→ Aufgabe a
Gib aus dem Bericht über den Besuch im Lager Natzweiler-Struthof den Abschnitt wortgetreu aus, der bei den Worten „Die erste Etappe“ beginnt und nach den Worten „viele nicht überlebten.“ endet.

→ Ausgewählter Auszug

Die erste Etappe führte ins Nazi-Konzentrationslager Natzweiler-Struthof südlich von Straßburg, wo wir gegen 10 Uhr 30 ankamen. Der ganze Ort ist eine « nationale Nekropole », weil 22.000 Menschen, größtenteils politische Häftlinge und Widerstandskämpfer, dort den Tod fanden. Sie hatten sich dem Naziregime widersetzt. Ungefähr 400 Luxemburger wurden dort interniert, von denen viele nicht überlebten.


Der Besuch begann mit der Projektion eine Dokumentarfilmes im Museum am Eingang zum Lager. Er gab einen Überblick von den Anfängen des Lagers, das zuerst von den Nazis angelegt wurde, um den roten Granit aus dem Berg zu schlagen, der benötigt wurde, um die deutschen Städte mit Naziarchitektur zu verschönern, bis zur Befreiung durch die Allierten. Im Untergeschoss konnten sich die Schüler eine Ausstellung mit Kriegsphotos ansehen, die alle mit der Realität der Konzentrationslager und dem Krieg zu tun haben.Danach besichtigte die Gruppe zu Fuß das Gelände, auf dem die Baracken des Konzentrationslagers errichtet worden waren. Diese wurden nach dem Krieg abgebaut und nur einige zurückgelassen, damit der Besucher sich ein Bild machen kann. Dort sind u. a. Folterinstrumente (Prügelblock), die medizinische Experimentierkammer der Naziärzte und der Verbrennungsofen zu sehen. Die Gaskammer konnte zu dem Zeitpunkt nicht besucht werden, da die Öffnungszeiten dies nur nachmittags erlauben.

→ Datensätze

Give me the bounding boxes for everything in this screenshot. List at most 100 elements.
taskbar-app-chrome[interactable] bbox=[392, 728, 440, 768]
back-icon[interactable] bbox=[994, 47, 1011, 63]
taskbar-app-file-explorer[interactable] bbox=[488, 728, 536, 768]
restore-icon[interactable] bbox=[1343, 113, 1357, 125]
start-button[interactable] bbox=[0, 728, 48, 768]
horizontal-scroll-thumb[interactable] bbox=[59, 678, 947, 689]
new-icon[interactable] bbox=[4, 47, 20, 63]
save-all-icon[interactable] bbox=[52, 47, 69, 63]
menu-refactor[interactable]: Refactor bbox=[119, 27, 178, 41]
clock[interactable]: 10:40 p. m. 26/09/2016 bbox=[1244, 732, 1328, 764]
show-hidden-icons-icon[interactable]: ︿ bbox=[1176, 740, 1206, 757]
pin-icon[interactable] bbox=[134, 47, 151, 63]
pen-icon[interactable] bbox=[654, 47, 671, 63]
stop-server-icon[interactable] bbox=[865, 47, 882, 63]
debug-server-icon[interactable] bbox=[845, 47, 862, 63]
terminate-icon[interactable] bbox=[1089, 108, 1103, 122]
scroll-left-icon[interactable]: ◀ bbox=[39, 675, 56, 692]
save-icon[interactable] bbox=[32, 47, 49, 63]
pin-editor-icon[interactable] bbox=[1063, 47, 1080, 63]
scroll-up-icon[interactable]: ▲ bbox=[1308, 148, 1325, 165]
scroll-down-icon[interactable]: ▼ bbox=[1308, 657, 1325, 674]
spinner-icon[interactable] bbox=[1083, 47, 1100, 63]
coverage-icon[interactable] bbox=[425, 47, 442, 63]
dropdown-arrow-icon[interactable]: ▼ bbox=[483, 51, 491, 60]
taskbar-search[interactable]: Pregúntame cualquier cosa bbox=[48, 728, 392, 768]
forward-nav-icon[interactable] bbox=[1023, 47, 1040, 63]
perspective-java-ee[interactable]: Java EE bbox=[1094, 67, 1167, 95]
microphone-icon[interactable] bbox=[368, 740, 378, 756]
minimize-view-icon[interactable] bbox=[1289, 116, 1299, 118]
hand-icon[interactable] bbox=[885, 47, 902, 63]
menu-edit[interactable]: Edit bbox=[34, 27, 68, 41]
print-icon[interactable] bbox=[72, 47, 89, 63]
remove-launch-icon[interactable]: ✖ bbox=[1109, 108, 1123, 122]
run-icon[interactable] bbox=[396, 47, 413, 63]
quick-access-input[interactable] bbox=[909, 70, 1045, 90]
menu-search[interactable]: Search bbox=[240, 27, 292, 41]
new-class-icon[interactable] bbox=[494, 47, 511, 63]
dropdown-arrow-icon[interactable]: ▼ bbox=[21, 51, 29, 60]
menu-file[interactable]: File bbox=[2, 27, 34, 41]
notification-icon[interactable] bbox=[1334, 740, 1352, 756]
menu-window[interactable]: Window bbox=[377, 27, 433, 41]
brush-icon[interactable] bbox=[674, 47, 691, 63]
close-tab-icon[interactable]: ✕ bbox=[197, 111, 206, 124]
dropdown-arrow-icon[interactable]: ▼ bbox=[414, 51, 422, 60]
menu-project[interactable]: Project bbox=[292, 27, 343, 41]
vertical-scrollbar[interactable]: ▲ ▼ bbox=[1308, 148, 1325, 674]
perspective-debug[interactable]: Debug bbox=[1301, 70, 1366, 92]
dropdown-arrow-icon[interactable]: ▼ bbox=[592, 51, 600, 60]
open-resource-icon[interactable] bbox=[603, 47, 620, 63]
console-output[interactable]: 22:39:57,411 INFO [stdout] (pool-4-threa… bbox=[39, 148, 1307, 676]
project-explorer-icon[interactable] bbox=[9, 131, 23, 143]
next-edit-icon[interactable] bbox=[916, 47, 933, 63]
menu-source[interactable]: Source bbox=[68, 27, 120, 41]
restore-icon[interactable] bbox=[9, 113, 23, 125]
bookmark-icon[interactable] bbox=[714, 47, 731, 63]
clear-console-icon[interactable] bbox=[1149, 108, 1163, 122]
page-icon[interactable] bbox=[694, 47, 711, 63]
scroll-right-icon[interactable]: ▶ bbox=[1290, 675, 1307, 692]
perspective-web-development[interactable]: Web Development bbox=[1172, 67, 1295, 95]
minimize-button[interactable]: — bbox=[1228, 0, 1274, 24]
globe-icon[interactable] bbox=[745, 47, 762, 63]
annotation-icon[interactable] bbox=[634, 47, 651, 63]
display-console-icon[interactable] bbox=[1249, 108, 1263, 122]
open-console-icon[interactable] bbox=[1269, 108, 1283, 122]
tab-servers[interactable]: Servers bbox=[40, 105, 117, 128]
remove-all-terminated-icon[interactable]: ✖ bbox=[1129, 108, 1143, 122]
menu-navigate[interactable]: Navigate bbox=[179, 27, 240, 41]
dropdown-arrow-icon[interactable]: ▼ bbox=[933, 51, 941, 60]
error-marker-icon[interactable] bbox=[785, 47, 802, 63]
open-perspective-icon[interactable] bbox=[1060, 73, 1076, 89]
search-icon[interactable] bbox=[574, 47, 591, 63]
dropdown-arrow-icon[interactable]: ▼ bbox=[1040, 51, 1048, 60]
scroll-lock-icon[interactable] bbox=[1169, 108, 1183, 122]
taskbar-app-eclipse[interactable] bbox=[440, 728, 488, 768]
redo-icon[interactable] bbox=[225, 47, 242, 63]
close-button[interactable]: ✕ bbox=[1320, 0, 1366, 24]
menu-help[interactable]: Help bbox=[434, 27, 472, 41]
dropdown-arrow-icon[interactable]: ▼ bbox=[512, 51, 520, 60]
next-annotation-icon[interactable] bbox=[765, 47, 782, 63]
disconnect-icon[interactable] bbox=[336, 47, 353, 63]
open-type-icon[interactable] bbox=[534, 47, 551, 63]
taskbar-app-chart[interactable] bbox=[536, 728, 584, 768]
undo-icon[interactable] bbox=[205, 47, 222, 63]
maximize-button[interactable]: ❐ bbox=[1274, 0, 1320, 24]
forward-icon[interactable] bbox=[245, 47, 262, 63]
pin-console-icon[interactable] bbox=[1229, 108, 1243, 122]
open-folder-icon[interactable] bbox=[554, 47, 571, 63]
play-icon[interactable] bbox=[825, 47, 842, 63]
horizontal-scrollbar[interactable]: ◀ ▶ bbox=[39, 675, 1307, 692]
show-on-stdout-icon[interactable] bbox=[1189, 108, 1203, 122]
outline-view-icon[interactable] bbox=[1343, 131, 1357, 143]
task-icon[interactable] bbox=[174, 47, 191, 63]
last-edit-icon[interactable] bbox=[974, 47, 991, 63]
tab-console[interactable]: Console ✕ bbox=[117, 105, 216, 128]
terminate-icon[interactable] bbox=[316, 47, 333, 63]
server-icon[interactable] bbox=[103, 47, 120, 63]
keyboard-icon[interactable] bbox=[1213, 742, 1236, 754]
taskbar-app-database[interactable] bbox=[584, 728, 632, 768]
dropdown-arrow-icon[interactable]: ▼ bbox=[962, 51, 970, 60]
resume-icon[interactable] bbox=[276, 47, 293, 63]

→ Aufgabe b
Gib die Zeilen unterhalb des Berichts unverändert aus, beginnend mit der ersten Zeile und endend nach der Zeile, die „new-icon[interactable] bbox=[4, 47, 20, 63]“ enthält, und nichts sonst.

→ Lösung a
Die erste Etappe führte ins Nazi-Konzentrationslager Natzweiler-Struthof südlich von Straßburg, wo wir gegen 10 Uhr 30 ankamen. Der ganze Ort ist eine « nationale Nekropole », weil 22.000 Menschen, größtenteils politische Häftlinge und Widerstandskämpfer, dort den Tod fanden. Sie hatten sich dem Naziregime widersetzt. Ungefähr 400 Luxemburger wurden dort interniert, von denen viele nicht überlebten.

→ Lösung b
Give me the bounding boxes for everything in this screenshot. List at most 100 elements.
taskbar-app-chrome[interactable] bbox=[392, 728, 440, 768]
back-icon[interactable] bbox=[994, 47, 1011, 63]
taskbar-app-file-explorer[interactable] bbox=[488, 728, 536, 768]
restore-icon[interactable] bbox=[1343, 113, 1357, 125]
start-button[interactable] bbox=[0, 728, 48, 768]
horizontal-scroll-thumb[interactable] bbox=[59, 678, 947, 689]
new-icon[interactable] bbox=[4, 47, 20, 63]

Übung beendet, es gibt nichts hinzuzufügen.